Dataset records on visual material:
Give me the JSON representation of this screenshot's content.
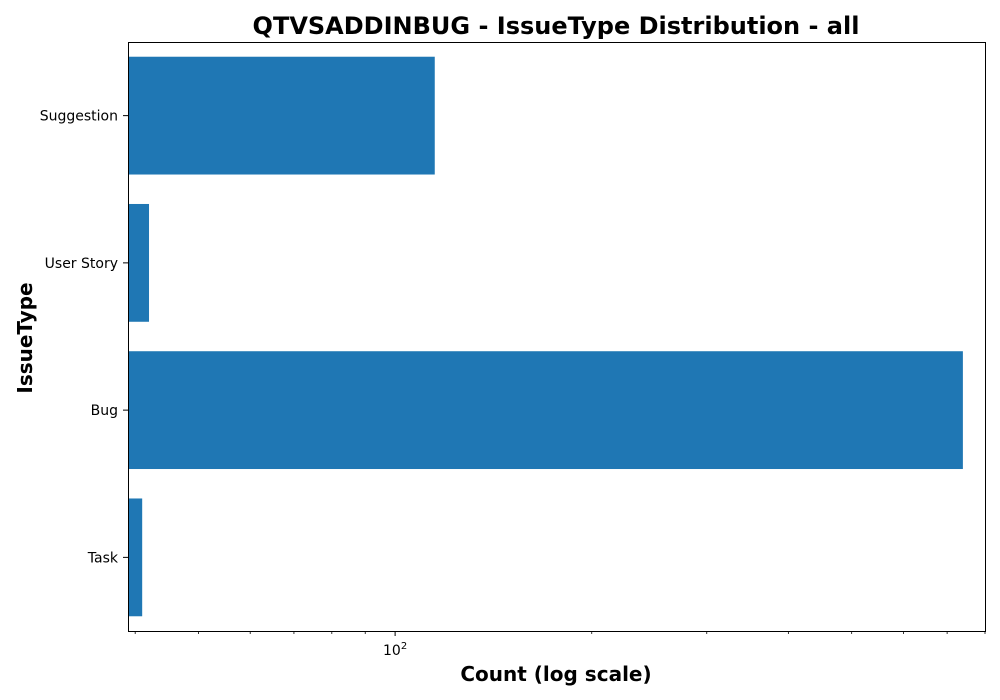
{
  "chart_data": {
    "type": "bar",
    "orientation": "horizontal",
    "title": "QTVSADDINBUG - IssueType Distribution - all",
    "xlabel": "Count (log scale)",
    "ylabel": "IssueType",
    "x_scale": "log",
    "xlim": [
      39,
      800
    ],
    "categories": [
      "Suggestion",
      "User Story",
      "Bug",
      "Task"
    ],
    "values": [
      115,
      42,
      740,
      41
    ],
    "major_ticks": [
      {
        "value": 100,
        "base": "10",
        "exponent": "2"
      }
    ],
    "minor_ticks": [
      40,
      50,
      60,
      70,
      80,
      90,
      200,
      300,
      400,
      500,
      600,
      700,
      800
    ],
    "grid": false,
    "legend": "none",
    "bar_color": "#1f77b4"
  }
}
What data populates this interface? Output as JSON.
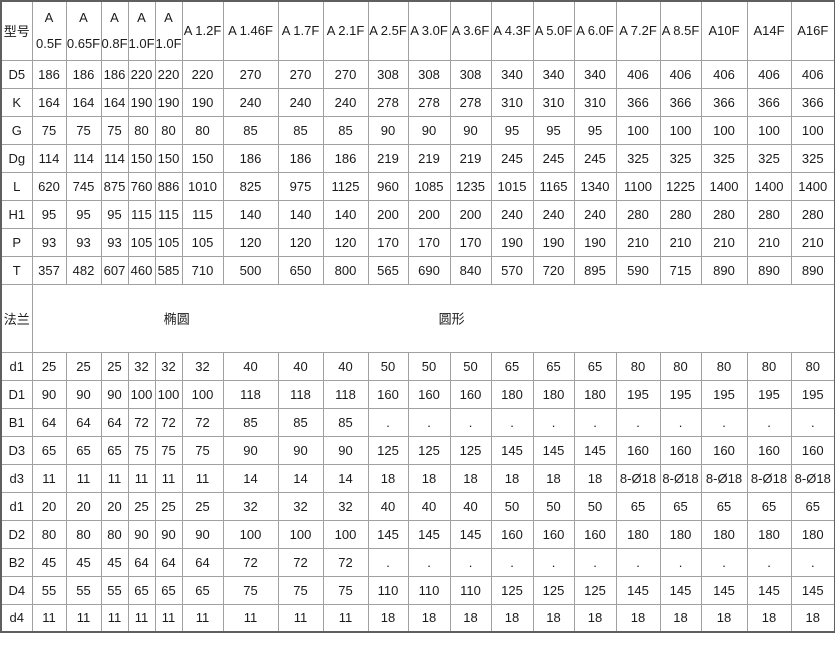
{
  "chart_data": {
    "type": "table",
    "corner_label": "型号",
    "columns": [
      "A 0.5F",
      "A 0.65F",
      "A 0.8F",
      "A 1.0F",
      "A 1.0F",
      "A 1.2F",
      "A 1.46F",
      "A 1.7F",
      "A 2.1F",
      "A 2.5F",
      "A 3.0F",
      "A 3.6F",
      "A 4.3F",
      "A 5.0F",
      "A 6.0F",
      "A 7.2F",
      "A 8.5F",
      "A10F",
      "A14F",
      "A16F"
    ],
    "rows_top": [
      {
        "label": "D5",
        "values": [
          "186",
          "186",
          "186",
          "220",
          "220",
          "220",
          "270",
          "270",
          "270",
          "308",
          "308",
          "308",
          "340",
          "340",
          "340",
          "406",
          "406",
          "406",
          "406",
          "406"
        ]
      },
      {
        "label": "K",
        "values": [
          "164",
          "164",
          "164",
          "190",
          "190",
          "190",
          "240",
          "240",
          "240",
          "278",
          "278",
          "278",
          "310",
          "310",
          "310",
          "366",
          "366",
          "366",
          "366",
          "366"
        ]
      },
      {
        "label": "G",
        "values": [
          "75",
          "75",
          "75",
          "80",
          "80",
          "80",
          "85",
          "85",
          "85",
          "90",
          "90",
          "90",
          "95",
          "95",
          "95",
          "100",
          "100",
          "100",
          "100",
          "100"
        ]
      },
      {
        "label": "Dg",
        "values": [
          "114",
          "114",
          "114",
          "150",
          "150",
          "150",
          "186",
          "186",
          "186",
          "219",
          "219",
          "219",
          "245",
          "245",
          "245",
          "325",
          "325",
          "325",
          "325",
          "325"
        ]
      },
      {
        "label": "L",
        "values": [
          "620",
          "745",
          "875",
          "760",
          "886",
          "1010",
          "825",
          "975",
          "1125",
          "960",
          "1085",
          "1235",
          "1015",
          "1165",
          "1340",
          "1100",
          "1225",
          "1400",
          "1400",
          "1400"
        ]
      },
      {
        "label": "H1",
        "values": [
          "95",
          "95",
          "95",
          "115",
          "115",
          "115",
          "140",
          "140",
          "140",
          "200",
          "200",
          "200",
          "240",
          "240",
          "240",
          "280",
          "280",
          "280",
          "280",
          "280"
        ]
      },
      {
        "label": "P",
        "values": [
          "93",
          "93",
          "93",
          "105",
          "105",
          "105",
          "120",
          "120",
          "120",
          "170",
          "170",
          "170",
          "190",
          "190",
          "190",
          "210",
          "210",
          "210",
          "210",
          "210"
        ]
      },
      {
        "label": "T",
        "values": [
          "357",
          "482",
          "607",
          "460",
          "585",
          "710",
          "500",
          "650",
          "800",
          "565",
          "690",
          "840",
          "570",
          "720",
          "895",
          "590",
          "715",
          "890",
          "890",
          "890"
        ]
      }
    ],
    "flange_row": {
      "label": "法兰",
      "oval_label": "椭圆",
      "round_label": "圆形"
    },
    "rows_bottom": [
      {
        "label": "d1",
        "values": [
          "25",
          "25",
          "25",
          "32",
          "32",
          "32",
          "40",
          "40",
          "40",
          "50",
          "50",
          "50",
          "65",
          "65",
          "65",
          "80",
          "80",
          "80",
          "80",
          "80"
        ]
      },
      {
        "label": "D1",
        "values": [
          "90",
          "90",
          "90",
          "100",
          "100",
          "100",
          "118",
          "118",
          "118",
          "160",
          "160",
          "160",
          "180",
          "180",
          "180",
          "195",
          "195",
          "195",
          "195",
          "195"
        ]
      },
      {
        "label": "B1",
        "values": [
          "64",
          "64",
          "64",
          "72",
          "72",
          "72",
          "85",
          "85",
          "85",
          ".",
          ".",
          ".",
          ".",
          ".",
          ".",
          ".",
          ".",
          ".",
          ".",
          "."
        ]
      },
      {
        "label": "D3",
        "values": [
          "65",
          "65",
          "65",
          "75",
          "75",
          "75",
          "90",
          "90",
          "90",
          "125",
          "125",
          "125",
          "145",
          "145",
          "145",
          "160",
          "160",
          "160",
          "160",
          "160"
        ]
      },
      {
        "label": "d3",
        "values": [
          "11",
          "11",
          "11",
          "11",
          "11",
          "11",
          "14",
          "14",
          "14",
          "18",
          "18",
          "18",
          "18",
          "18",
          "18",
          "8-Ø18",
          "8-Ø18",
          "8-Ø18",
          "8-Ø18",
          "8-Ø18"
        ]
      },
      {
        "label": "d1",
        "values": [
          "20",
          "20",
          "20",
          "25",
          "25",
          "25",
          "32",
          "32",
          "32",
          "40",
          "40",
          "40",
          "50",
          "50",
          "50",
          "65",
          "65",
          "65",
          "65",
          "65"
        ]
      },
      {
        "label": "D2",
        "values": [
          "80",
          "80",
          "80",
          "90",
          "90",
          "90",
          "100",
          "100",
          "100",
          "145",
          "145",
          "145",
          "160",
          "160",
          "160",
          "180",
          "180",
          "180",
          "180",
          "180"
        ]
      },
      {
        "label": "B2",
        "values": [
          "45",
          "45",
          "45",
          "64",
          "64",
          "64",
          "72",
          "72",
          "72",
          ".",
          ".",
          ".",
          ".",
          ".",
          ".",
          ".",
          ".",
          ".",
          ".",
          "."
        ]
      },
      {
        "label": "D4",
        "values": [
          "55",
          "55",
          "55",
          "65",
          "65",
          "65",
          "75",
          "75",
          "75",
          "110",
          "110",
          "110",
          "125",
          "125",
          "125",
          "145",
          "145",
          "145",
          "145",
          "145"
        ]
      },
      {
        "label": "d4",
        "values": [
          "11",
          "11",
          "11",
          "11",
          "11",
          "11",
          "11",
          "11",
          "11",
          "18",
          "18",
          "18",
          "18",
          "18",
          "18",
          "18",
          "18",
          "18",
          "18",
          "18"
        ]
      }
    ]
  },
  "colors": {
    "border_outer": "#5f5f5f",
    "border_inner": "#a0a0a0",
    "text": "#1a1a1a",
    "background": "#ffffff"
  }
}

### Required work
Reproduce the full listing above verbatim, with no pictures included.

### Final result
Give me the JSON representation of this screenshot's content.
{
  "chart_data": {
    "type": "bar",
    "orientation": "horizontal",
    "title": "QTVSADDINBUG - IssueType Distribution - all",
    "xlabel": "Count (log scale)",
    "ylabel": "IssueType",
    "x_scale": "log",
    "xlim": [
      39,
      800
    ],
    "categories": [
      "Suggestion",
      "User Story",
      "Bug",
      "Task"
    ],
    "values": [
      115,
      42,
      740,
      41
    ],
    "major_ticks": [
      {
        "value": 100,
        "base": "10",
        "exponent": "2"
      }
    ],
    "minor_ticks": [
      40,
      50,
      60,
      70,
      80,
      90,
      200,
      300,
      400,
      500,
      600,
      700,
      800
    ],
    "grid": false,
    "legend": "none",
    "bar_color": "#1f77b4"
  }
}
What data populates this interface? Output as JSON.
{
  "chart_data": {
    "type": "table",
    "corner_label": "型号",
    "columns": [
      "A 0.5F",
      "A 0.65F",
      "A 0.8F",
      "A 1.0F",
      "A 1.0F",
      "A 1.2F",
      "A 1.46F",
      "A 1.7F",
      "A 2.1F",
      "A 2.5F",
      "A 3.0F",
      "A 3.6F",
      "A 4.3F",
      "A 5.0F",
      "A 6.0F",
      "A 7.2F",
      "A 8.5F",
      "A10F",
      "A14F",
      "A16F"
    ],
    "rows_top": [
      {
        "label": "D5",
        "values": [
          "186",
          "186",
          "186",
          "220",
          "220",
          "220",
          "270",
          "270",
          "270",
          "308",
          "308",
          "308",
          "340",
          "340",
          "340",
          "406",
          "406",
          "406",
          "406",
          "406"
        ]
      },
      {
        "label": "K",
        "values": [
          "164",
          "164",
          "164",
          "190",
          "190",
          "190",
          "240",
          "240",
          "240",
          "278",
          "278",
          "278",
          "310",
          "310",
          "310",
          "366",
          "366",
          "366",
          "366",
          "366"
        ]
      },
      {
        "label": "G",
        "values": [
          "75",
          "75",
          "75",
          "80",
          "80",
          "80",
          "85",
          "85",
          "85",
          "90",
          "90",
          "90",
          "95",
          "95",
          "95",
          "100",
          "100",
          "100",
          "100",
          "100"
        ]
      },
      {
        "label": "Dg",
        "values": [
          "114",
          "114",
          "114",
          "150",
          "150",
          "150",
          "186",
          "186",
          "186",
          "219",
          "219",
          "219",
          "245",
          "245",
          "245",
          "325",
          "325",
          "325",
          "325",
          "325"
        ]
      },
      {
        "label": "L",
        "values": [
          "620",
          "745",
          "875",
          "760",
          "886",
          "1010",
          "825",
          "975",
          "1125",
          "960",
          "1085",
          "1235",
          "1015",
          "1165",
          "1340",
          "1100",
          "1225",
          "1400",
          "1400",
          "1400"
        ]
      },
      {
        "label": "H1",
        "values": [
          "95",
          "95",
          "95",
          "115",
          "115",
          "115",
          "140",
          "140",
          "140",
          "200",
          "200",
          "200",
          "240",
          "240",
          "240",
          "280",
          "280",
          "280",
          "280",
          "280"
        ]
      },
      {
        "label": "P",
        "values": [
          "93",
          "93",
          "93",
          "105",
          "105",
          "105",
          "120",
          "120",
          "120",
          "170",
          "170",
          "170",
          "190",
          "190",
          "190",
          "210",
          "210",
          "210",
          "210",
          "210"
        ]
      },
      {
        "label": "T",
        "values": [
          "357",
          "482",
          "607",
          "460",
          "585",
          "710",
          "500",
          "650",
          "800",
          "565",
          "690",
          "840",
          "570",
          "720",
          "895",
          "590",
          "715",
          "890",
          "890",
          "890"
        ]
      }
    ],
    "flange_row": {
      "label": "法兰",
      "oval_label": "椭圆",
      "round_label": "圆形"
    },
    "rows_bottom": [
      {
        "label": "d1",
        "values": [
          "25",
          "25",
          "25",
          "32",
          "32",
          "32",
          "40",
          "40",
          "40",
          "50",
          "50",
          "50",
          "65",
          "65",
          "65",
          "80",
          "80",
          "80",
          "80",
          "80"
        ]
      },
      {
        "label": "D1",
        "values": [
          "90",
          "90",
          "90",
          "100",
          "100",
          "100",
          "118",
          "118",
          "118",
          "160",
          "160",
          "160",
          "180",
          "180",
          "180",
          "195",
          "195",
          "195",
          "195",
          "195"
        ]
      },
      {
        "label": "B1",
        "values": [
          "64",
          "64",
          "64",
          "72",
          "72",
          "72",
          "85",
          "85",
          "85",
          ".",
          ".",
          ".",
          ".",
          ".",
          ".",
          ".",
          ".",
          ".",
          ".",
          "."
        ]
      },
      {
        "label": "D3",
        "values": [
          "65",
          "65",
          "65",
          "75",
          "75",
          "75",
          "90",
          "90",
          "90",
          "125",
          "125",
          "125",
          "145",
          "145",
          "145",
          "160",
          "160",
          "160",
          "160",
          "160"
        ]
      },
      {
        "label": "d3",
        "values": [
          "11",
          "11",
          "11",
          "11",
          "11",
          "11",
          "14",
          "14",
          "14",
          "18",
          "18",
          "18",
          "18",
          "18",
          "18",
          "8-Ø18",
          "8-Ø18",
          "8-Ø18",
          "8-Ø18",
          "8-Ø18"
        ]
      },
      {
        "label": "d1",
        "values": [
          "20",
          "20",
          "20",
          "25",
          "25",
          "25",
          "32",
          "32",
          "32",
          "40",
          "40",
          "40",
          "50",
          "50",
          "50",
          "65",
          "65",
          "65",
          "65",
          "65"
        ]
      },
      {
        "label": "D2",
        "values": [
          "80",
          "80",
          "80",
          "90",
          "90",
          "90",
          "100",
          "100",
          "100",
          "145",
          "145",
          "145",
          "160",
          "160",
          "160",
          "180",
          "180",
          "180",
          "180",
          "180"
        ]
      },
      {
        "label": "B2",
        "values": [
          "45",
          "45",
          "45",
          "64",
          "64",
          "64",
          "72",
          "72",
          "72",
          ".",
          ".",
          ".",
          ".",
          ".",
          ".",
          ".",
          ".",
          ".",
          ".",
          "."
        ]
      },
      {
        "label": "D4",
        "values": [
          "55",
          "55",
          "55",
          "65",
          "65",
          "65",
          "75",
          "75",
          "75",
          "110",
          "110",
          "110",
          "125",
          "125",
          "125",
          "145",
          "145",
          "145",
          "145",
          "145"
        ]
      },
      {
        "label": "d4",
        "values": [
          "11",
          "11",
          "11",
          "11",
          "11",
          "11",
          "11",
          "11",
          "11",
          "18",
          "18",
          "18",
          "18",
          "18",
          "18",
          "18",
          "18",
          "18",
          "18",
          "18"
        ]
      }
    ]
  },
  "colors": {
    "border_outer": "#5f5f5f",
    "border_inner": "#a0a0a0",
    "text": "#1a1a1a",
    "background": "#ffffff"
  }
}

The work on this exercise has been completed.